* TO DO
Please copy out, unchanged, everything from the line containing "email-input[interactable] [191, 399, 453, 424]" down to the line containing "69, 272, 93]", with both of those lines included.

Layout coordinate data:
▶

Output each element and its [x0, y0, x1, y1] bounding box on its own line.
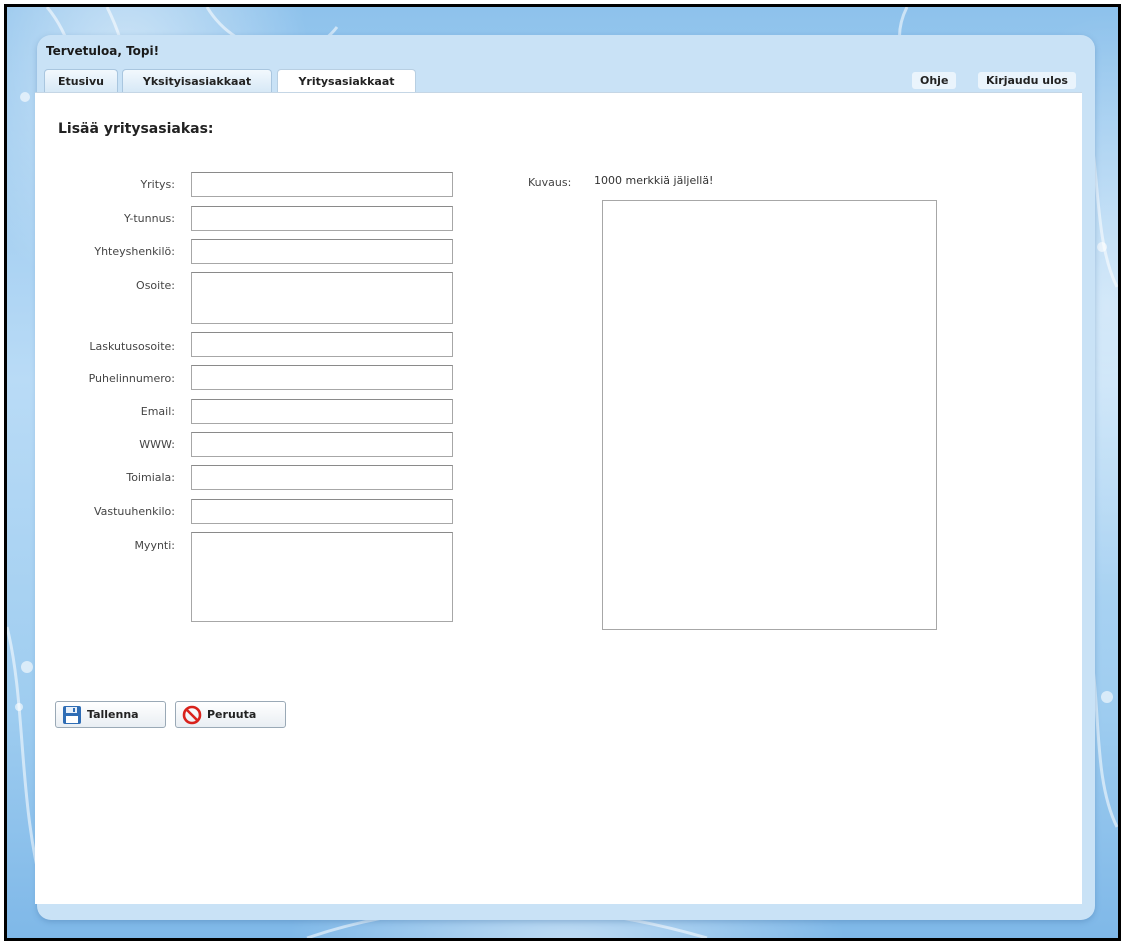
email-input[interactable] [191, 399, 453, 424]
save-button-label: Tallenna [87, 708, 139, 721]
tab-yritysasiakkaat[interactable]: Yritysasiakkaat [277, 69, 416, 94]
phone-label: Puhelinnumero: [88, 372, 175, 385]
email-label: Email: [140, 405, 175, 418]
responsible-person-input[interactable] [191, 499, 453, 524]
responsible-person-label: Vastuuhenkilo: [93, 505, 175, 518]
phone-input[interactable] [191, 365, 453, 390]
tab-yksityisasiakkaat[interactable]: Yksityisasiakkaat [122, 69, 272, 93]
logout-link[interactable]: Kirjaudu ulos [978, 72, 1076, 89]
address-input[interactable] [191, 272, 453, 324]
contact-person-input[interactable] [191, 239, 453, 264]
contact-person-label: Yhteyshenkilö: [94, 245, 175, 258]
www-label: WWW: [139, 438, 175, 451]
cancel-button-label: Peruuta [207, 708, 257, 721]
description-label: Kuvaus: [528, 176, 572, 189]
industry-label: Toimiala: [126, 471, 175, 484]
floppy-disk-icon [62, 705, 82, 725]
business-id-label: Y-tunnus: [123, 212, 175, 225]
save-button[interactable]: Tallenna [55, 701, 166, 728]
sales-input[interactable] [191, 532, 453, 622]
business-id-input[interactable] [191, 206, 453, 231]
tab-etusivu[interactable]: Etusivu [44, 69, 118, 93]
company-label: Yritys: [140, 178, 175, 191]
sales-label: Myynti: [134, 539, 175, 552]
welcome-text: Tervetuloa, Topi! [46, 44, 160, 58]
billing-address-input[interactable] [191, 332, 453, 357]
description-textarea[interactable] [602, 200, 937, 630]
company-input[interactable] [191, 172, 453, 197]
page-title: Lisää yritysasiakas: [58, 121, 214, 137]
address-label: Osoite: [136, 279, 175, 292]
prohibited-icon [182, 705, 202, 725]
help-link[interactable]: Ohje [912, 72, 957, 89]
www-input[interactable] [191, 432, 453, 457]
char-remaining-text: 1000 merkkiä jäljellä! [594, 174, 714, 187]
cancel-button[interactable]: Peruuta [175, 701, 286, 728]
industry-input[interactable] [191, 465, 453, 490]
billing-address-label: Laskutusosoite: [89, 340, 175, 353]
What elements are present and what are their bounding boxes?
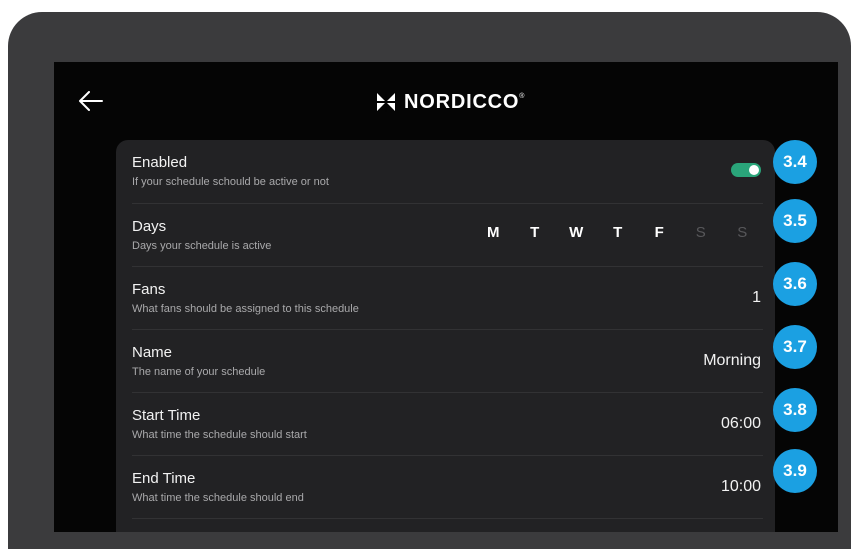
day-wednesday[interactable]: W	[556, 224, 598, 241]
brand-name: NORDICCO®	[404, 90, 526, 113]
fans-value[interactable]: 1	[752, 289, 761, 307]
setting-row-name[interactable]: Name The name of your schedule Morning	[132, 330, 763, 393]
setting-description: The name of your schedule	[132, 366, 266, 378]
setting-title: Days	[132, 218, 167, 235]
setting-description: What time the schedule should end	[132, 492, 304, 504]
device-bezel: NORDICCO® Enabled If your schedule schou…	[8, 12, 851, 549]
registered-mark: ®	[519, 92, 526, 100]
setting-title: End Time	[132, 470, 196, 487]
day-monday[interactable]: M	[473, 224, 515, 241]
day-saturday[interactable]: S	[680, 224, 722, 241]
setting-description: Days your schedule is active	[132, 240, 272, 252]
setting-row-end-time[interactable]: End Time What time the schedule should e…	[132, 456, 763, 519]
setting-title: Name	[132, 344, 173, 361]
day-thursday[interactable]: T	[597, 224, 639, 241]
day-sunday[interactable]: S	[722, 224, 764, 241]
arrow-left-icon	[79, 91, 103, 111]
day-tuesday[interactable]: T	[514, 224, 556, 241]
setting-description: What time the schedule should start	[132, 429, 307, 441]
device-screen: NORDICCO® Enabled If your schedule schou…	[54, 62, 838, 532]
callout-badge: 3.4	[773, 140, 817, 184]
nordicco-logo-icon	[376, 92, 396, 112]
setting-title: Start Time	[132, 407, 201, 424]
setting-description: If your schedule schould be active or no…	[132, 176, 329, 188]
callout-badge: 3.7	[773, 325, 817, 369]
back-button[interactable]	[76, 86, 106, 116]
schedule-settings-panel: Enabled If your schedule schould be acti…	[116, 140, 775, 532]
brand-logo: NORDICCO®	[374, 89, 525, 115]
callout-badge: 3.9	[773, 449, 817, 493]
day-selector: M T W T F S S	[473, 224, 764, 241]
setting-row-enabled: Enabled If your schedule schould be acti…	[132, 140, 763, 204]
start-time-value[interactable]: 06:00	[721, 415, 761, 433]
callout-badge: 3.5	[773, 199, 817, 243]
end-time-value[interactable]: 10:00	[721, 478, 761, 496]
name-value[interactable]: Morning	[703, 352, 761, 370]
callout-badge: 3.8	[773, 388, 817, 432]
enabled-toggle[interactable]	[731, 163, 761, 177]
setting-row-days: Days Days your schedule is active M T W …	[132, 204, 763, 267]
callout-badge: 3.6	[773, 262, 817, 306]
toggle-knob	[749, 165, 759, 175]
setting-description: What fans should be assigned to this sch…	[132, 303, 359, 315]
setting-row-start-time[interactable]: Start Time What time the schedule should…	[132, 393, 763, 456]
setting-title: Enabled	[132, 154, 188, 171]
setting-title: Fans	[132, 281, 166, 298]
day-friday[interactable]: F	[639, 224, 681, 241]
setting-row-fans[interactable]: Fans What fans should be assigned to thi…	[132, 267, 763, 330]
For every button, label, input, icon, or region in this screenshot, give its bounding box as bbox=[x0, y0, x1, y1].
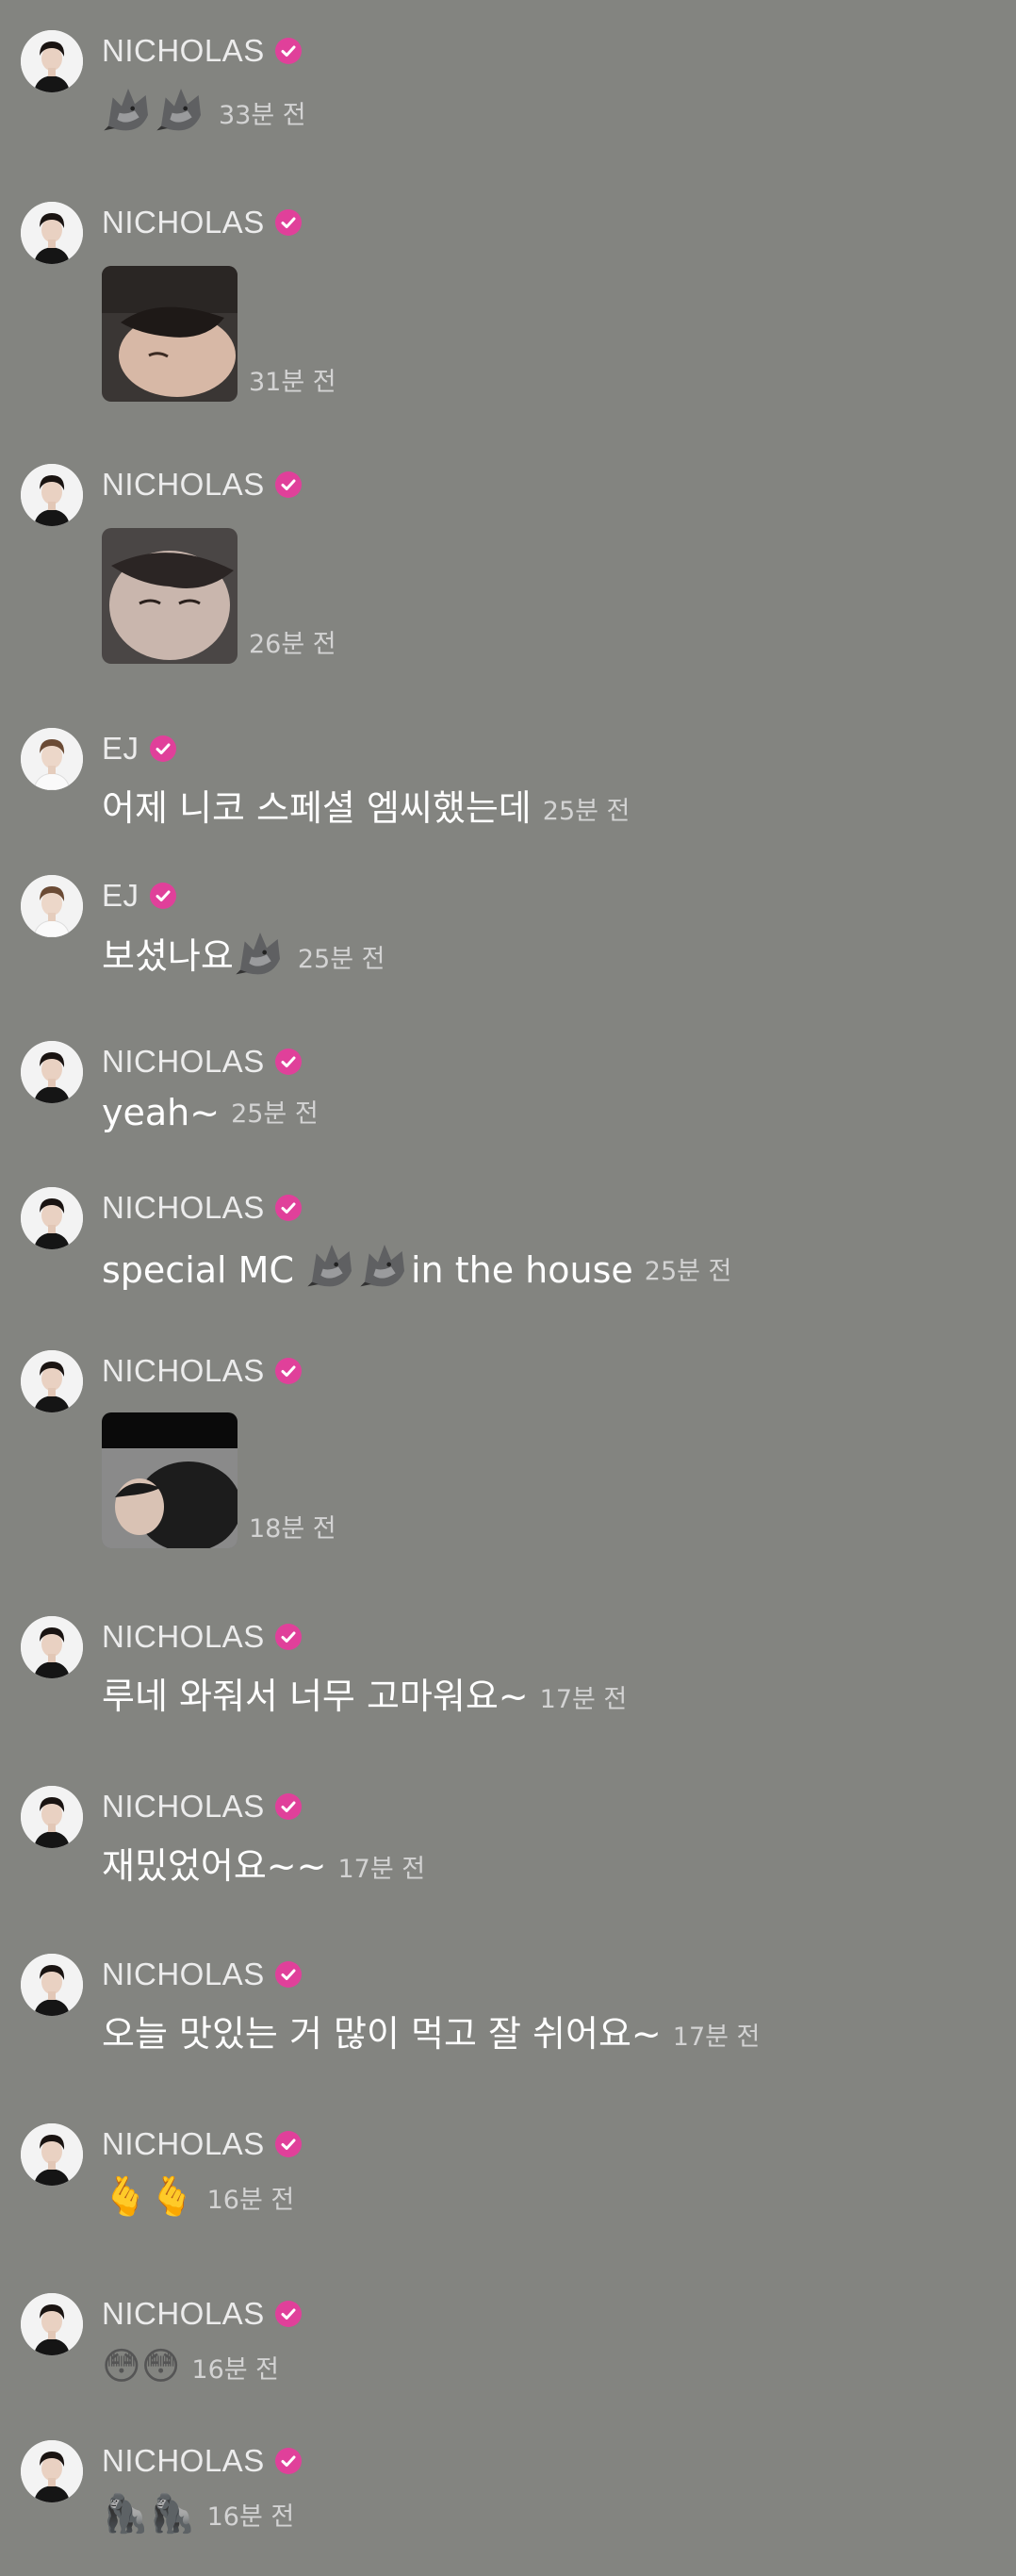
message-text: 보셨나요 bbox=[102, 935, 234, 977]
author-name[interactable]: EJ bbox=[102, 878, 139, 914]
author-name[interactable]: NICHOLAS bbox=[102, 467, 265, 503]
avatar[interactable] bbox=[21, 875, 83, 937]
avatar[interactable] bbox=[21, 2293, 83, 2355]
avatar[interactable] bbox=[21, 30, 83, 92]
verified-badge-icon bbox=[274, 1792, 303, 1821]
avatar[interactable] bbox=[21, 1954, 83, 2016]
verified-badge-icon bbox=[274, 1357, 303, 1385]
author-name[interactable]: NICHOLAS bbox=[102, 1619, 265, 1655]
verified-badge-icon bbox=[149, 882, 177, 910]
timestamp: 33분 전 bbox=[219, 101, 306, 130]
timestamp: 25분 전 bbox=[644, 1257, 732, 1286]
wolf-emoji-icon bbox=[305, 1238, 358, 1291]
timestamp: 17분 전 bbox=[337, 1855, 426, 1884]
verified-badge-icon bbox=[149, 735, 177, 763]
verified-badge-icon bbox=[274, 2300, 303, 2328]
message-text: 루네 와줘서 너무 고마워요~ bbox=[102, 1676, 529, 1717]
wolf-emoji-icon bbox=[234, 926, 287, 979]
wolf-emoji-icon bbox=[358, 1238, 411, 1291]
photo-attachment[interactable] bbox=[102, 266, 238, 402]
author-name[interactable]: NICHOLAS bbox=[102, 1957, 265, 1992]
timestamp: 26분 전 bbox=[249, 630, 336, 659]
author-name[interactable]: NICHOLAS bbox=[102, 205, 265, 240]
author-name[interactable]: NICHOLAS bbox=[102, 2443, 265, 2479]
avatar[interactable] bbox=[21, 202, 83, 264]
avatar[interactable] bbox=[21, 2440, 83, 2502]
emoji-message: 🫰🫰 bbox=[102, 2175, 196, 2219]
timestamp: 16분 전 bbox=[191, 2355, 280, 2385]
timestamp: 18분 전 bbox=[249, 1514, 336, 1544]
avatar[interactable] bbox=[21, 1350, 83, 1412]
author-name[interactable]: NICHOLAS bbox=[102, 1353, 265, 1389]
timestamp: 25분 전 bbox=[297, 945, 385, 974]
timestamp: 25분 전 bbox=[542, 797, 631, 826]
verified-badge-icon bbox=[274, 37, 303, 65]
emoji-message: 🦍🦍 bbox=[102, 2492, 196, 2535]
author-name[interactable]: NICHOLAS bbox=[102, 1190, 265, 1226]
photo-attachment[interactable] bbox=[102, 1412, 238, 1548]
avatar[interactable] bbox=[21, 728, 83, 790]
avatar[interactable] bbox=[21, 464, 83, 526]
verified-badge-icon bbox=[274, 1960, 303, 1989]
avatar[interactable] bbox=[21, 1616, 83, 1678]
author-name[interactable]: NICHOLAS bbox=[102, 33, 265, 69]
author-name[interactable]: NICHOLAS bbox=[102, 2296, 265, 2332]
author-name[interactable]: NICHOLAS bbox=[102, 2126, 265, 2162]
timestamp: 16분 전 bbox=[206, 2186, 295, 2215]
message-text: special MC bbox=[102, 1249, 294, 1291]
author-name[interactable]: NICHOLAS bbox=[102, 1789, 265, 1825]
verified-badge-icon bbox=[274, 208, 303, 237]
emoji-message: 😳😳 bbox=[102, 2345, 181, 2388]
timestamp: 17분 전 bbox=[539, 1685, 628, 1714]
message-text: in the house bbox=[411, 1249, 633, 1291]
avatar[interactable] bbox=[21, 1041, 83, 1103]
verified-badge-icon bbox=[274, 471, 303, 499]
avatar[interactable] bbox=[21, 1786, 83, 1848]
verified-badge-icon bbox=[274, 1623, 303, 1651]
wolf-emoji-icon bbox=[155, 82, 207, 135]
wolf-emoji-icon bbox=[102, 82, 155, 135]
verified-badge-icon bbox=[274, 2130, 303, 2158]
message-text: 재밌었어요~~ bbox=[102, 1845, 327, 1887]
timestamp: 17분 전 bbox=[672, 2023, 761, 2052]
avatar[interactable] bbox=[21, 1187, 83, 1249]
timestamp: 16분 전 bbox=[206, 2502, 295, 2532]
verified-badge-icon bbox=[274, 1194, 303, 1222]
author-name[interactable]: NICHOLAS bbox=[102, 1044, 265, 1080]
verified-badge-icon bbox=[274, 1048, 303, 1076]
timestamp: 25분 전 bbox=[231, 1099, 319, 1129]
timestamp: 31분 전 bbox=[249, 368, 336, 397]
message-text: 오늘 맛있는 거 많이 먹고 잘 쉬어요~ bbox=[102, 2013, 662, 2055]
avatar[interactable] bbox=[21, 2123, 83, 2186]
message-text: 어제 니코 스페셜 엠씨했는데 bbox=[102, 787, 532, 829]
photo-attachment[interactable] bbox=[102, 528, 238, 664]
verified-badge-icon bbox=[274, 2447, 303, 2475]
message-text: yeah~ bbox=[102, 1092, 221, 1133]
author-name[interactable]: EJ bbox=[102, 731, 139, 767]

◀

* SOLUTION FOR THIS TASK
email-input[interactable] [191, 399, 453, 424]
save-button-label: Tallenna [87, 708, 139, 721]
tab-yritysasiakkaat[interactable]: Yritysasiakkaat [277, 69, 416, 94]
phone-label: Puhelinnumero: [88, 372, 175, 385]
email-label: Email: [140, 405, 175, 418]
responsible-person-input[interactable] [191, 499, 453, 524]
responsible-person-label: Vastuuhenkilo: [93, 505, 175, 518]
phone-input[interactable] [191, 365, 453, 390]
tab-yksityisasiakkaat[interactable]: Yksityisasiakkaat [122, 69, 272, 93]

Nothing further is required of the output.